══ Task inputs

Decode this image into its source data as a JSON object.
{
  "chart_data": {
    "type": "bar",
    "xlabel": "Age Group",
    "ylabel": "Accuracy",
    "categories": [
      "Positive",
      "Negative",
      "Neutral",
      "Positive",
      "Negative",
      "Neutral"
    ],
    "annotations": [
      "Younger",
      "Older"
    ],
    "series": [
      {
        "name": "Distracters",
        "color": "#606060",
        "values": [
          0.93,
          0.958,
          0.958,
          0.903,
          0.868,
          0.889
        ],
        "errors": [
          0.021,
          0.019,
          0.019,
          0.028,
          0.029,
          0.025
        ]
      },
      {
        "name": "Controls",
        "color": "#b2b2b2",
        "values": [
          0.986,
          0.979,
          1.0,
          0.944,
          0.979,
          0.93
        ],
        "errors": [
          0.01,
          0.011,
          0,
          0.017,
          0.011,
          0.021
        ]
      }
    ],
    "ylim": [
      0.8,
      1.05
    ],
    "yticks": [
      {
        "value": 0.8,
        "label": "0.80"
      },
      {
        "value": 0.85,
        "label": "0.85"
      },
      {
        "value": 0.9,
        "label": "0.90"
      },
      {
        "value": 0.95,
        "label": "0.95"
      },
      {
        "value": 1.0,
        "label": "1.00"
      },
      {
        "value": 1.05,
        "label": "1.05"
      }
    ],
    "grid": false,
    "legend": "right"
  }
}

════

→ **Directive**:
Quote all the records. Keep every word exact.

→ **Final result**:
Decode this image into its source data as a JSON object.
{
  "chart_data": {
    "type": "bar",
    "xlabel": "Age Group",
    "ylabel": "Accuracy",
    "categories": [
      "Positive",
      "Negative",
      "Neutral",
      "Positive",
      "Negative",
      "Neutral"
    ],
    "annotations": [
      "Younger",
      "Older"
    ],
    "series": [
      {
        "name": "Distracters",
        "color": "#606060",
        "values": [
          0.93,
          0.958,
          0.958,
          0.903,
          0.868,
          0.889
        ],
        "errors": [
          0.021,
          0.019,
          0.019,
          0.028,
          0.029,
          0.025
        ]
      },
      {
        "name": "Controls",
        "color": "#b2b2b2",
        "values": [
          0.986,
          0.979,
          1.0,
          0.944,
          0.979,
          0.93
        ],
        "errors": [
          0.01,
          0.011,
          0,
          0.017,
          0.011,
          0.021
        ]
      }
    ],
    "ylim": [
      0.8,
      1.05
    ],
    "yticks": [
      {
        "value": 0.8,
        "label": "0.80"
      },
      {
        "value": 0.85,
        "label": "0.85"
      },
      {
        "value": 0.9,
        "label": "0.90"
      },
      {
        "value": 0.95,
        "label": "0.95"
      },
      {
        "value": 1.0,
        "label": "1.00"
      },
      {
        "value": 1.05,
        "label": "1.05"
      }
    ],
    "grid": false,
    "legend": "right"
  }
}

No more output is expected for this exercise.